JOB | Exactly as written, print each record in the listing.

DATA ROWS |
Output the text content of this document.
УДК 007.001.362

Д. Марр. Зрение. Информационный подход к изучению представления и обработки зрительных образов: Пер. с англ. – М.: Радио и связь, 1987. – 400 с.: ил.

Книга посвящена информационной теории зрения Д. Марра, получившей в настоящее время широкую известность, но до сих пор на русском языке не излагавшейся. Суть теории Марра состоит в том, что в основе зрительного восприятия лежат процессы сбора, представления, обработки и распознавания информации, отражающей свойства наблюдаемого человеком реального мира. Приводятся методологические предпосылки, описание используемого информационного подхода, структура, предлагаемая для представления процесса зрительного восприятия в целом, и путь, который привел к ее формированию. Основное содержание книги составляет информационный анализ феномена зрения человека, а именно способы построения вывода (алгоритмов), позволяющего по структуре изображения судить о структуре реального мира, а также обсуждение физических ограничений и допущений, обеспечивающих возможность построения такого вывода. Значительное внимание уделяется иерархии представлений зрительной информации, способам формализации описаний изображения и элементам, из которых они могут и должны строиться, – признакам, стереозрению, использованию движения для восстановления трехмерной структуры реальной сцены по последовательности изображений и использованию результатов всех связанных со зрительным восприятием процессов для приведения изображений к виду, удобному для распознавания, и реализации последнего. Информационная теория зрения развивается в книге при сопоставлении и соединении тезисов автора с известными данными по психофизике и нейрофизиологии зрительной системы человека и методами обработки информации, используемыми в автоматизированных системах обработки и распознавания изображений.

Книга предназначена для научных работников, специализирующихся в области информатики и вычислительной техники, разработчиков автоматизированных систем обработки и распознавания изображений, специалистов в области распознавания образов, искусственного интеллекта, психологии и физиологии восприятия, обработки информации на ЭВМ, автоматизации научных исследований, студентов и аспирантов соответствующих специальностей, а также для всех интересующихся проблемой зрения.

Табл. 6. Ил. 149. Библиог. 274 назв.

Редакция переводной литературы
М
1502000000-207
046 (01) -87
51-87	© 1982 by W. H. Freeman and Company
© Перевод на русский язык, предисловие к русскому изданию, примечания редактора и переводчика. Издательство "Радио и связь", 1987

SOLUTION BELOW |
Output the text content of this document.
УДК 007.001.362

Д. Марр. Зрение. Информационный подход к изучению представления и обработки зрительных образов: Пер. с англ. – М.: Радио и связь, 1987. – 400 с.: ил.

Книга посвящена информационной теории зрения Д. Марра, получившей в настоящее время широкую известность, но до сих пор на русском языке не излагавшейся. Суть теории Марра состоит в том, что в основе зрительного восприятия лежат процессы сбора, представления, обработки и распознавания информации, отражающей свойства наблюдаемого человеком реального мира. Приводятся методологические предпосылки, описание используемого информационного подхода, структура, предлагаемая для представления процесса зрительного восприятия в целом, и путь, который привел к ее формированию. Основное содержание книги составляет информационный анализ феномена зрения человека, а именно способы построения вывода (алгоритмов), позволяющего по структуре изображения судить о структуре реального мира, а также обсуждение физических ограничений и допущений, обеспечивающих возможность построения такого вывода. Значительное внимание уделяется иерархии представлений зрительной информации, способам формализации описаний изображения и элементам, из которых они могут и должны строиться, – признакам, стереозрению, использованию движения для восстановления трехмерной структуры реальной сцены по последовательности изображений и использованию результатов всех связанных со зрительным восприятием процессов для приведения изображений к виду, удобному для распознавания, и реализации последнего. Информационная теория зрения развивается в книге при сопоставлении и соединении тезисов автора с известными данными по психофизике и нейрофизиологии зрительной системы человека и методами обработки информации, используемыми в автоматизированных системах обработки и распознавания изображений.

Книга предназначена для научных работников, специализирующихся в области информатики и вычислительной техники, разработчиков автоматизированных систем обработки и распознавания изображений, специалистов в области распознавания образов, искусственного интеллекта, психологии и физиологии восприятия, обработки информации на ЭВМ, автоматизации научных исследований, студентов и аспирантов соответствующих специальностей, а также для всех интересующихся проблемой зрения.

Табл. 6. Ил. 149. Библиог. 274 назв.

Редакция переводной литературы
М
1502000000-207
046 (01) -87
51-87	© 1982 by W. H. Freeman and Company
© Перевод на русский язык, предисловие к русскому изданию, примечания редактора и переводчика. Издательство "Радио и связь", 1987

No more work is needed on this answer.